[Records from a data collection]
[BEGIN]

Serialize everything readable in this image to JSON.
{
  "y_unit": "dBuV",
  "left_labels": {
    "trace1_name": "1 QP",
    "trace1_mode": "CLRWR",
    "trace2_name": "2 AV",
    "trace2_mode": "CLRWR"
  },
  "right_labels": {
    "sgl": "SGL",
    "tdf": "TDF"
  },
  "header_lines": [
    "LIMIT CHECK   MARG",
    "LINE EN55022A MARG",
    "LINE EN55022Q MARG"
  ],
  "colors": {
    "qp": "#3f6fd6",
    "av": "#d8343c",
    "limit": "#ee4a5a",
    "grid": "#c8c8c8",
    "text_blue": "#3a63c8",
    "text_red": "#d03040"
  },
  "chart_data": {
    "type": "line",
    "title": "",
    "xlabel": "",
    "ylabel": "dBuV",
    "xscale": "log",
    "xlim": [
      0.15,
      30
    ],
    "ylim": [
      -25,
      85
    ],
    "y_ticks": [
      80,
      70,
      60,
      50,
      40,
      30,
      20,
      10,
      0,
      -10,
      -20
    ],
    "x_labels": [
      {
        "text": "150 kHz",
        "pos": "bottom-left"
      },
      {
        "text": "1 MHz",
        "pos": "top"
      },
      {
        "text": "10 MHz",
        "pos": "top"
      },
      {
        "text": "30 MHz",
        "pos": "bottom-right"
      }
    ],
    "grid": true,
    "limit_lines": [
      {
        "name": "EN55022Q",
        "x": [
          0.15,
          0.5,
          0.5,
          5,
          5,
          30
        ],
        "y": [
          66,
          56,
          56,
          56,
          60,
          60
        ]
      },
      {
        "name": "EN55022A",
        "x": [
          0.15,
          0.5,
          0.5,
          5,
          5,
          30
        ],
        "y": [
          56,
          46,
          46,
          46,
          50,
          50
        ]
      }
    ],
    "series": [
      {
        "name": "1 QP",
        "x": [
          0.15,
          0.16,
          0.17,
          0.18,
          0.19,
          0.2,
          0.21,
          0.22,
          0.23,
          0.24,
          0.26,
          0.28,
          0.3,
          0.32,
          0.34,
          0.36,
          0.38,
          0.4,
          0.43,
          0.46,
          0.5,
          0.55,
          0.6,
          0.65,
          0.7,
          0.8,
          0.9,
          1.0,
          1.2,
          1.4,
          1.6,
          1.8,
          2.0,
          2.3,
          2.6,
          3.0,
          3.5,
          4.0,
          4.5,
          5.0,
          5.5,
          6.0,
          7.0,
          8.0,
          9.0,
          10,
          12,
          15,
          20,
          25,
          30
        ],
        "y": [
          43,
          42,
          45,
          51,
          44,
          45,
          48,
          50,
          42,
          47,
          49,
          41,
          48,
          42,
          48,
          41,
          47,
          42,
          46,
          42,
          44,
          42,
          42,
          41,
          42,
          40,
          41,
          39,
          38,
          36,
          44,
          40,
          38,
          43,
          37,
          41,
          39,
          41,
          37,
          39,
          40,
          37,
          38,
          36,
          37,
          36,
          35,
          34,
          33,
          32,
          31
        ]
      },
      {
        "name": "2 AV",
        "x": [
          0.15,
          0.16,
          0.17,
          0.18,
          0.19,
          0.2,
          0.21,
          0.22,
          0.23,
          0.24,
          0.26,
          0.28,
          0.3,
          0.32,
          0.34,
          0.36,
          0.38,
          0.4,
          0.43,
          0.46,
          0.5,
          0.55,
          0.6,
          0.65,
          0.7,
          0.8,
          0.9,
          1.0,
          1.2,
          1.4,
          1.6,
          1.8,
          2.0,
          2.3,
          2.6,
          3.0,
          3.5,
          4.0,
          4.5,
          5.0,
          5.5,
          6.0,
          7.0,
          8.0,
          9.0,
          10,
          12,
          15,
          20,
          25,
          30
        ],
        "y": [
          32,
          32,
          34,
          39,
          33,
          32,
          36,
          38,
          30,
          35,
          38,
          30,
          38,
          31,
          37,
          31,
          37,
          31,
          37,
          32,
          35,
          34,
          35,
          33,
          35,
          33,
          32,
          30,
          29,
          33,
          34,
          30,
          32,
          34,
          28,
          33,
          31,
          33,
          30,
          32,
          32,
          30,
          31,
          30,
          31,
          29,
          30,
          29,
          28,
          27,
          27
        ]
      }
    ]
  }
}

[END]

[SHORT TASK] Reproduce every line above without error.

[SOLUTION FOR THIS EXERCISE]
Serialize everything readable in this image to JSON.
{
  "y_unit": "dBuV",
  "left_labels": {
    "trace1_name": "1 QP",
    "trace1_mode": "CLRWR",
    "trace2_name": "2 AV",
    "trace2_mode": "CLRWR"
  },
  "right_labels": {
    "sgl": "SGL",
    "tdf": "TDF"
  },
  "header_lines": [
    "LIMIT CHECK   MARG",
    "LINE EN55022A MARG",
    "LINE EN55022Q MARG"
  ],
  "colors": {
    "qp": "#3f6fd6",
    "av": "#d8343c",
    "limit": "#ee4a5a",
    "grid": "#c8c8c8",
    "text_blue": "#3a63c8",
    "text_red": "#d03040"
  },
  "chart_data": {
    "type": "line",
    "title": "",
    "xlabel": "",
    "ylabel": "dBuV",
    "xscale": "log",
    "xlim": [
      0.15,
      30
    ],
    "ylim": [
      -25,
      85
    ],
    "y_ticks": [
      80,
      70,
      60,
      50,
      40,
      30,
      20,
      10,
      0,
      -10,
      -20
    ],
    "x_labels": [
      {
        "text": "150 kHz",
        "pos": "bottom-left"
      },
      {
        "text": "1 MHz",
        "pos": "top"
      },
      {
        "text": "10 MHz",
        "pos": "top"
      },
      {
        "text": "30 MHz",
        "pos": "bottom-right"
      }
    ],
    "grid": true,
    "limit_lines": [
      {
        "name": "EN55022Q",
        "x": [
          0.15,
          0.5,
          0.5,
          5,
          5,
          30
        ],
        "y": [
          66,
          56,
          56,
          56,
          60,
          60
        ]
      },
      {
        "name": "EN55022A",
        "x": [
          0.15,
          0.5,
          0.5,
          5,
          5,
          30
        ],
        "y": [
          56,
          46,
          46,
          46,
          50,
          50
        ]
      }
    ],
    "series": [
      {
        "name": "1 QP",
        "x": [
          0.15,
          0.16,
          0.17,
          0.18,
          0.19,
          0.2,
          0.21,
          0.22,
          0.23,
          0.24,
          0.26,
          0.28,
          0.3,
          0.32,
          0.34,
          0.36,
          0.38,
          0.4,
          0.43,
          0.46,
          0.5,
          0.55,
          0.6,
          0.65,
          0.7,
          0.8,
          0.9,
          1.0,
          1.2,
          1.4,
          1.6,
          1.8,
          2.0,
          2.3,
          2.6,
          3.0,
          3.5,
          4.0,
          4.5,
          5.0,
          5.5,
          6.0,
          7.0,
          8.0,
          9.0,
          10,
          12,
          15,
          20,
          25,
          30
        ],
        "y": [
          43,
          42,
          45,
          51,
          44,
          45,
          48,
          50,
          42,
          47,
          49,
          41,
          48,
          42,
          48,
          41,
          47,
          42,
          46,
          42,
          44,
          42,
          42,
          41,
          42,
          40,
          41,
          39,
          38,
          36,
          44,
          40,
          38,
          43,
          37,
          41,
          39,
          41,
          37,
          39,
          40,
          37,
          38,
          36,
          37,
          36,
          35,
          34,
          33,
          32,
          31
        ]
      },
      {
        "name": "2 AV",
        "x": [
          0.15,
          0.16,
          0.17,
          0.18,
          0.19,
          0.2,
          0.21,
          0.22,
          0.23,
          0.24,
          0.26,
          0.28,
          0.3,
          0.32,
          0.34,
          0.36,
          0.38,
          0.4,
          0.43,
          0.46,
          0.5,
          0.55,
          0.6,
          0.65,
          0.7,
          0.8,
          0.9,
          1.0,
          1.2,
          1.4,
          1.6,
          1.8,
          2.0,
          2.3,
          2.6,
          3.0,
          3.5,
          4.0,
          4.5,
          5.0,
          5.5,
          6.0,
          7.0,
          8.0,
          9.0,
          10,
          12,
          15,
          20,
          25,
          30
        ],
        "y": [
          32,
          32,
          34,
          39,
          33,
          32,
          36,
          38,
          30,
          35,
          38,
          30,
          38,
          31,
          37,
          31,
          37,
          31,
          37,
          32,
          35,
          34,
          35,
          33,
          35,
          33,
          32,
          30,
          29,
          33,
          34,
          30,
          32,
          34,
          28,
          33,
          31,
          33,
          30,
          32,
          32,
          30,
          31,
          30,
          31,
          29,
          30,
          29,
          28,
          27,
          27
        ]
      }
    ]
  }
}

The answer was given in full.